* Given exercise: Identify and pull out each line of the entries in which "data" occurs.

___ Records for processing

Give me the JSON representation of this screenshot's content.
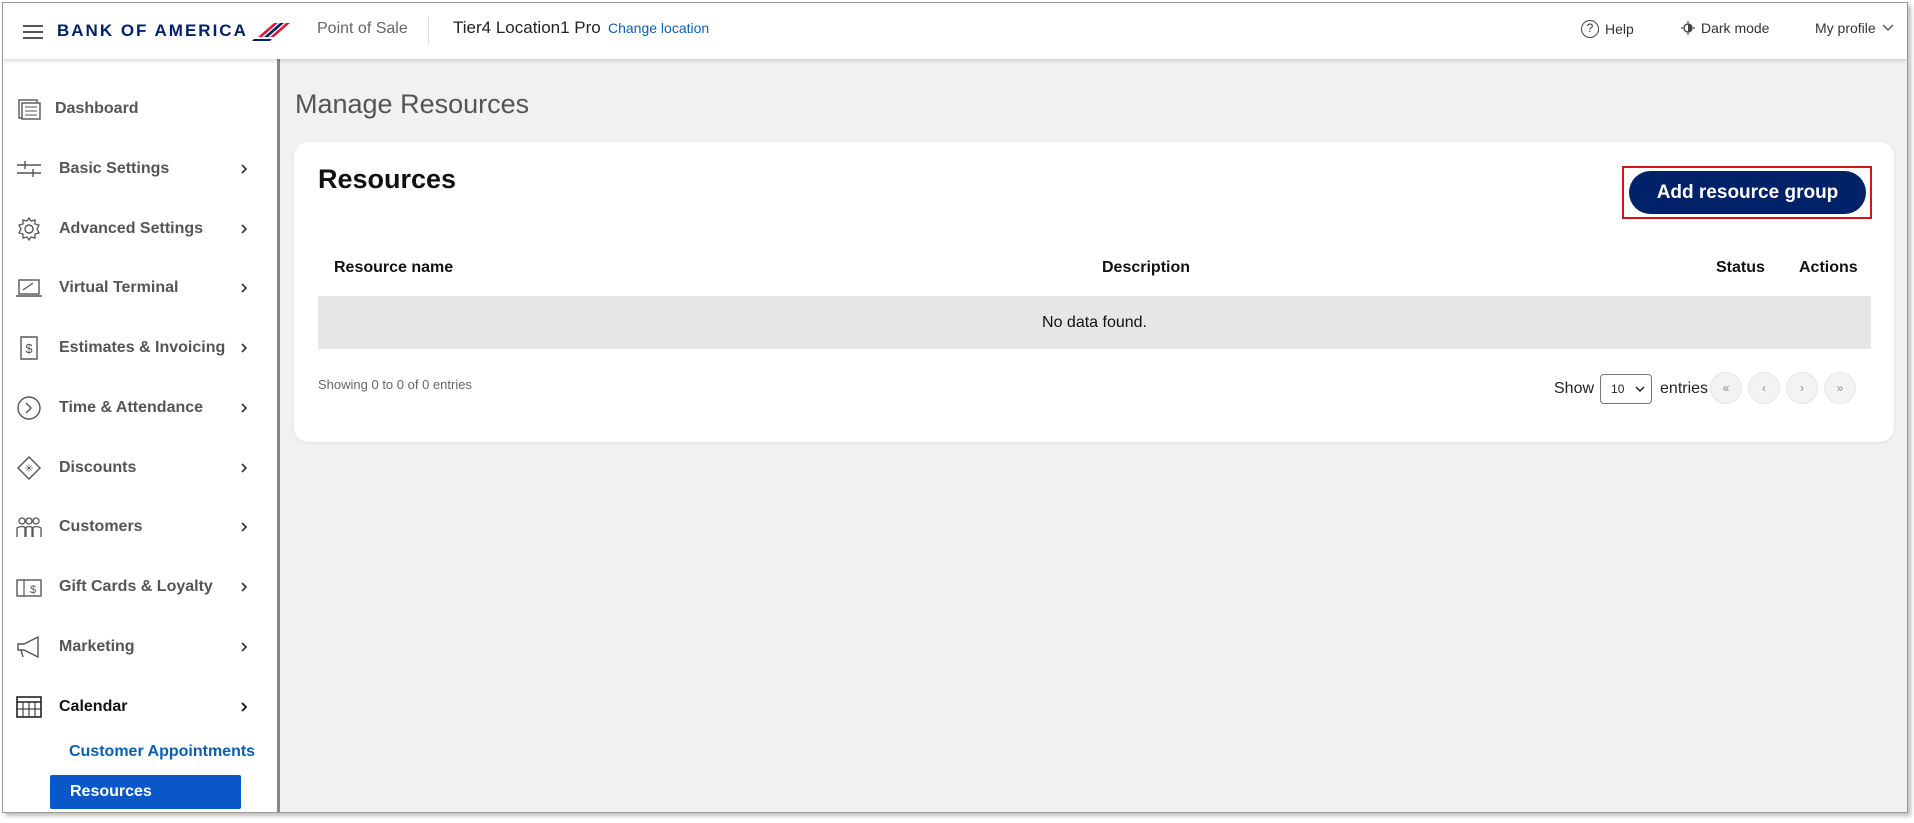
{
  "header": {
    "brand": "BANK OF AMERICA",
    "app_name": "Point of Sale",
    "location": "Tier4 Location1 Pro",
    "change_location": "Change location",
    "help": "Help",
    "dark_mode": "Dark mode",
    "profile": "My profile"
  },
  "sidebar": {
    "items": [
      {
        "label": "Dashboard"
      },
      {
        "label": "Basic Settings"
      },
      {
        "label": "Advanced Settings"
      },
      {
        "label": "Virtual Terminal"
      },
      {
        "label": "Estimates & Invoicing"
      },
      {
        "label": "Time & Attendance"
      },
      {
        "label": "Discounts"
      },
      {
        "label": "Customers"
      },
      {
        "label": "Gift Cards & Loyalty"
      },
      {
        "label": "Marketing"
      },
      {
        "label": "Calendar"
      }
    ],
    "calendar_sub": {
      "appointments": "Customer Appointments",
      "resources": "Resources"
    }
  },
  "main": {
    "page_title": "Manage Resources",
    "card_title": "Resources",
    "add_button": "Add resource group",
    "columns": [
      "Resource name",
      "Description",
      "Status",
      "Actions"
    ],
    "empty_message": "No data found.",
    "showing": "Showing 0 to 0 of 0 entries",
    "show_label": "Show",
    "page_length": "10",
    "entries_label": "entries",
    "pagination": [
      "«",
      "‹",
      "›",
      "»"
    ]
  },
  "colors": {
    "brand_navy": "#012169",
    "brand_red": "#e31837",
    "link_blue": "#0a5fb4",
    "active_sub_bg": "#0a57c9",
    "highlight_border": "#d8141b"
  }
}
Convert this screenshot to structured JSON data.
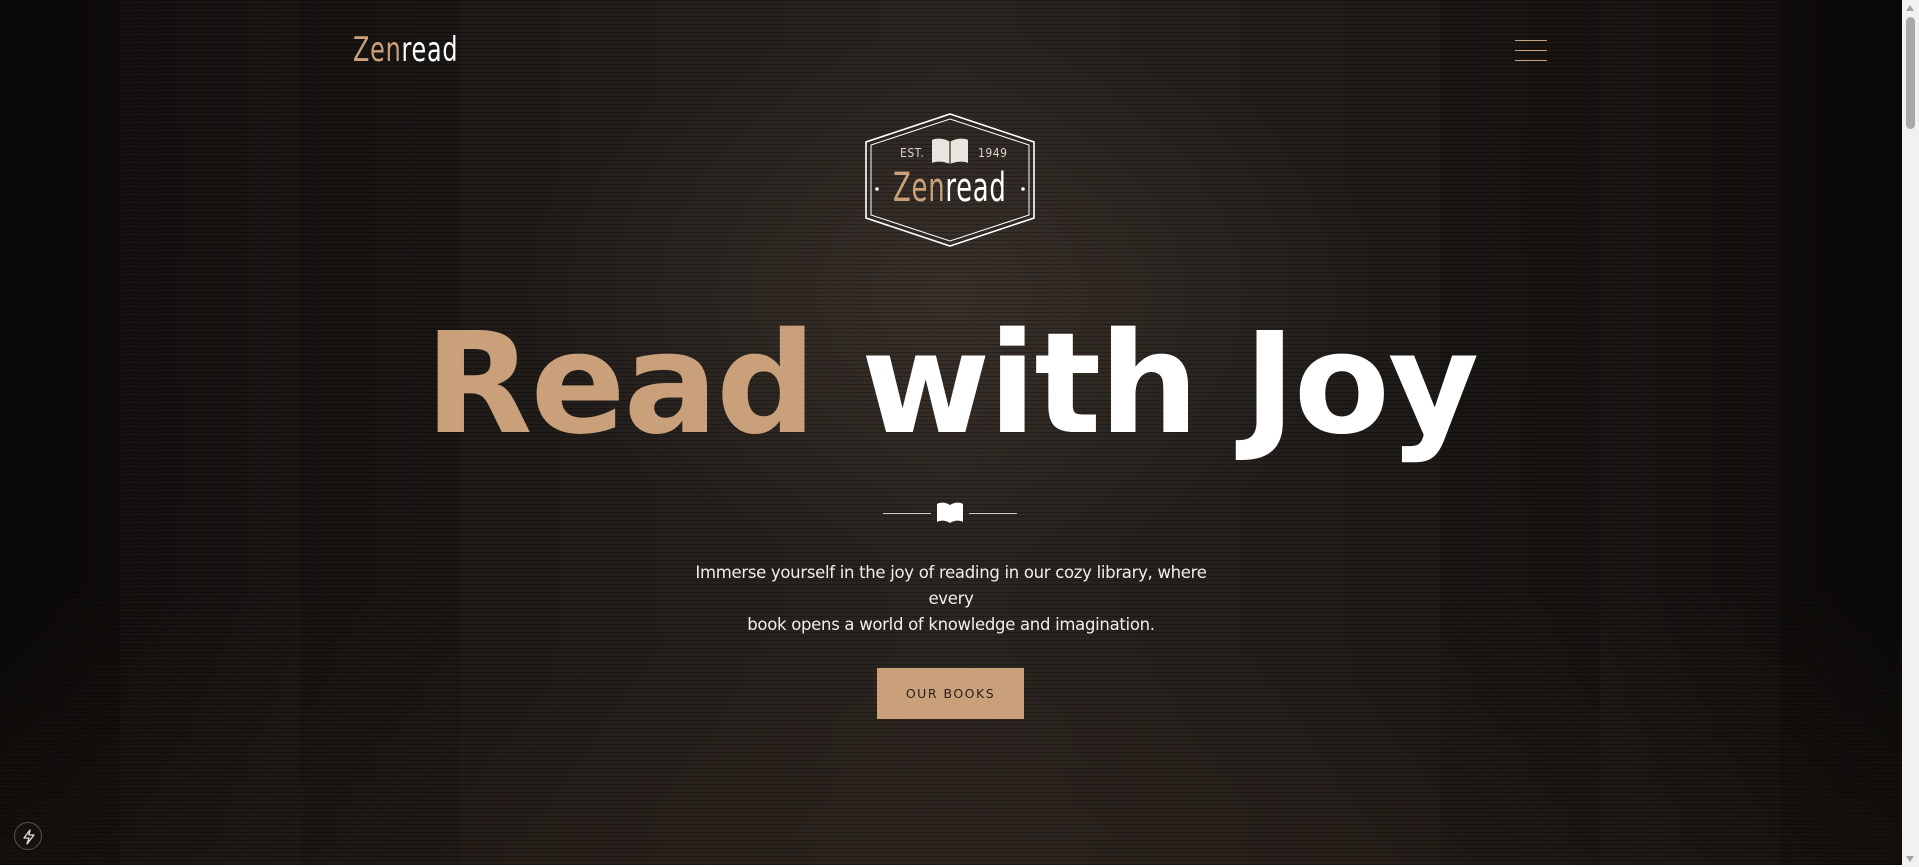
{
  "header": {
    "logo_zen": "Zen",
    "logo_read": "read",
    "menu_icon": "hamburger-menu-icon"
  },
  "badge": {
    "est_label": "EST.",
    "year": "1949",
    "name_zen": "Zen",
    "name_read": "read",
    "icon": "open-book-icon"
  },
  "hero": {
    "title_accent": "Read",
    "title_rest": "with Joy",
    "divider_icon": "open-book-icon",
    "tagline_line1": "Immerse yourself in the joy of reading in our cozy library, where every",
    "tagline_line2": "book opens a world of knowledge and imagination.",
    "cta_label": "OUR BOOKS"
  },
  "corner": {
    "icon": "lightning-bolt-icon"
  },
  "colors": {
    "accent": "#c9a07a",
    "background": "#171412",
    "text": "#ffffff"
  }
}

______

* Correct output:
    "empty_message": "No data found.",
Convert this screenshot to structured JSON data.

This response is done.